▶ [Problem]:
Search the listing for "edit" and copy every line where it appears.

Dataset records
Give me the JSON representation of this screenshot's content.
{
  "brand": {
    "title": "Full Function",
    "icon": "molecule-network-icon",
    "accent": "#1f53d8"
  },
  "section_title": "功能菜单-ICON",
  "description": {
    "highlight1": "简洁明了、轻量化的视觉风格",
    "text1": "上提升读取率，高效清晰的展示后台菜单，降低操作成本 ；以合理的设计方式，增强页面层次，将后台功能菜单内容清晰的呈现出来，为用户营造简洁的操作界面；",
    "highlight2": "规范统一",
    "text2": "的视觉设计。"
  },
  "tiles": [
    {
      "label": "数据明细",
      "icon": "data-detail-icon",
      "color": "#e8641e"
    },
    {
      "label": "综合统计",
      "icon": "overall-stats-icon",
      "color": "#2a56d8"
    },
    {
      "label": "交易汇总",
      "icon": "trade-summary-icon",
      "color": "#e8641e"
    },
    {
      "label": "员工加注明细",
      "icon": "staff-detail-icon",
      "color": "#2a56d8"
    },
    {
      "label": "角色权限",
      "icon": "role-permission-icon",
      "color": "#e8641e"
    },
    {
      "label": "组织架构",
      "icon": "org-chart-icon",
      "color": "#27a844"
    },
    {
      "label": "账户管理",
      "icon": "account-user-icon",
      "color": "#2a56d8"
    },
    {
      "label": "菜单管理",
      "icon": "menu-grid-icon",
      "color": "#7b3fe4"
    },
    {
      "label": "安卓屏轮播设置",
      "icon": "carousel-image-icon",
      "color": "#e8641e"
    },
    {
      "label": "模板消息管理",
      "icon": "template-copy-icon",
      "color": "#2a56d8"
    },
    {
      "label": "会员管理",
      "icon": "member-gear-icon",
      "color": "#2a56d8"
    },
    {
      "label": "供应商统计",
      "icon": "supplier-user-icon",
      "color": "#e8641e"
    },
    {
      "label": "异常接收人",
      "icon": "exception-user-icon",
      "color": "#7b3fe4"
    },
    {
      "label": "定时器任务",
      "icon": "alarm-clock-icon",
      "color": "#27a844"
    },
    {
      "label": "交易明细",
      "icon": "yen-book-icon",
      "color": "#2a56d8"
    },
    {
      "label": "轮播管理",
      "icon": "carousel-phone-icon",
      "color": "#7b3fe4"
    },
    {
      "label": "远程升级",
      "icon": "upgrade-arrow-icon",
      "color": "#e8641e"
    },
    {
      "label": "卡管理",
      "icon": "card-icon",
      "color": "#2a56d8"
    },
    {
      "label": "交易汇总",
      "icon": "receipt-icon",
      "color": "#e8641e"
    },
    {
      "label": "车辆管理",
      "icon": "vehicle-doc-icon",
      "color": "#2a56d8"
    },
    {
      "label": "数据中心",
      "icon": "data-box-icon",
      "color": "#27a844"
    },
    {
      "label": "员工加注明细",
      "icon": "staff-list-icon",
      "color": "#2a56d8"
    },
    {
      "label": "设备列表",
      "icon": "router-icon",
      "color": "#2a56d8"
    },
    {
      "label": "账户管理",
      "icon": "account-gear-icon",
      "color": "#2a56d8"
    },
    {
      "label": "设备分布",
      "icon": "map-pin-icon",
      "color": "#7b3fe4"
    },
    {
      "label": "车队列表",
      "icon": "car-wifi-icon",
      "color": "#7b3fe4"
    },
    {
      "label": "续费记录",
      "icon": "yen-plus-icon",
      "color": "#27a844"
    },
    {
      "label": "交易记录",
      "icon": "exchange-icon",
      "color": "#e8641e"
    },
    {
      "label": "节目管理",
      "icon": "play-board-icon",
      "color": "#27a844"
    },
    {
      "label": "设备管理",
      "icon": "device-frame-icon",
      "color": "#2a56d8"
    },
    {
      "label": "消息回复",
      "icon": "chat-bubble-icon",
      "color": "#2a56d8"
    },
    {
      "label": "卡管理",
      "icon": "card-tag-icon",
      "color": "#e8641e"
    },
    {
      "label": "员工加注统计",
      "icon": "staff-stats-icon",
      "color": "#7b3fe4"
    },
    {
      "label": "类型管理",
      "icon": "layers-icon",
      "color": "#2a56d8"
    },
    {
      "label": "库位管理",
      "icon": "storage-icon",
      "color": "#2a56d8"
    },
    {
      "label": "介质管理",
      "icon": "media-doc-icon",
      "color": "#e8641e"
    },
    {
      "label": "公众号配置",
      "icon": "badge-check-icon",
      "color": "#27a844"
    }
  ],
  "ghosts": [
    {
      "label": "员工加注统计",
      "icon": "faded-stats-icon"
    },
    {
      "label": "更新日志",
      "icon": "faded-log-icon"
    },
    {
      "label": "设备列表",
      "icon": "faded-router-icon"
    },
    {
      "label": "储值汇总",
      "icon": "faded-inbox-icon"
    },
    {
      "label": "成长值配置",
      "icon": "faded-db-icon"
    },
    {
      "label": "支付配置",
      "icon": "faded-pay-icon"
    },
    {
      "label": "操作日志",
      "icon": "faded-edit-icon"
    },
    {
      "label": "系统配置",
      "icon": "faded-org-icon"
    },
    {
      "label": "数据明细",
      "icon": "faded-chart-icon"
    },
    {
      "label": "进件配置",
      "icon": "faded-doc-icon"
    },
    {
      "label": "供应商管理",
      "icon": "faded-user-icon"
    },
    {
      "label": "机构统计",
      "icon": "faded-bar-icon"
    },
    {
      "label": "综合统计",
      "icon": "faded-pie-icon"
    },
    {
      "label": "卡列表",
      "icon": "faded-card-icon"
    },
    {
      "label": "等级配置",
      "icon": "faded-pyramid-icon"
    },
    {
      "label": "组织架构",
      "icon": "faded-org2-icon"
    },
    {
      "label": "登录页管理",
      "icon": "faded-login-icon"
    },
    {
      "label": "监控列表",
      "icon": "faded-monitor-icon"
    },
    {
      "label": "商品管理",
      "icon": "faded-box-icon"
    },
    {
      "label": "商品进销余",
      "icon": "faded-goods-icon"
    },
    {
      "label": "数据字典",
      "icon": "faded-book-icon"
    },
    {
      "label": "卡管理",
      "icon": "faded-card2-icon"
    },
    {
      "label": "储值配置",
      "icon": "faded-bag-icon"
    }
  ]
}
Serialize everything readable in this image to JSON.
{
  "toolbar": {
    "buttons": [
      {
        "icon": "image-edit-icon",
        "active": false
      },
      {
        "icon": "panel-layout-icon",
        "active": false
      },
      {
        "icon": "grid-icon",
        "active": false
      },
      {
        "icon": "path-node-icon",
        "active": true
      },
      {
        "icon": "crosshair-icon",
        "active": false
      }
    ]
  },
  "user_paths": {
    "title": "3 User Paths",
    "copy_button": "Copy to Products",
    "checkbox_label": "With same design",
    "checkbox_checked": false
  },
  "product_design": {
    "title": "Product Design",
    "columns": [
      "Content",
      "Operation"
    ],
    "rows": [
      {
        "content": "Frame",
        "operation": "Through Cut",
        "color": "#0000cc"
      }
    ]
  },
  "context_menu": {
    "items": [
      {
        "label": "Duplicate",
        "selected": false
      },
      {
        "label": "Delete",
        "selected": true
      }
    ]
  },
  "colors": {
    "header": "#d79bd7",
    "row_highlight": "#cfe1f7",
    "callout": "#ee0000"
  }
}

▶ [The result]:
      "icon": "faded-edit-icon"
        "icon": "image-edit-icon",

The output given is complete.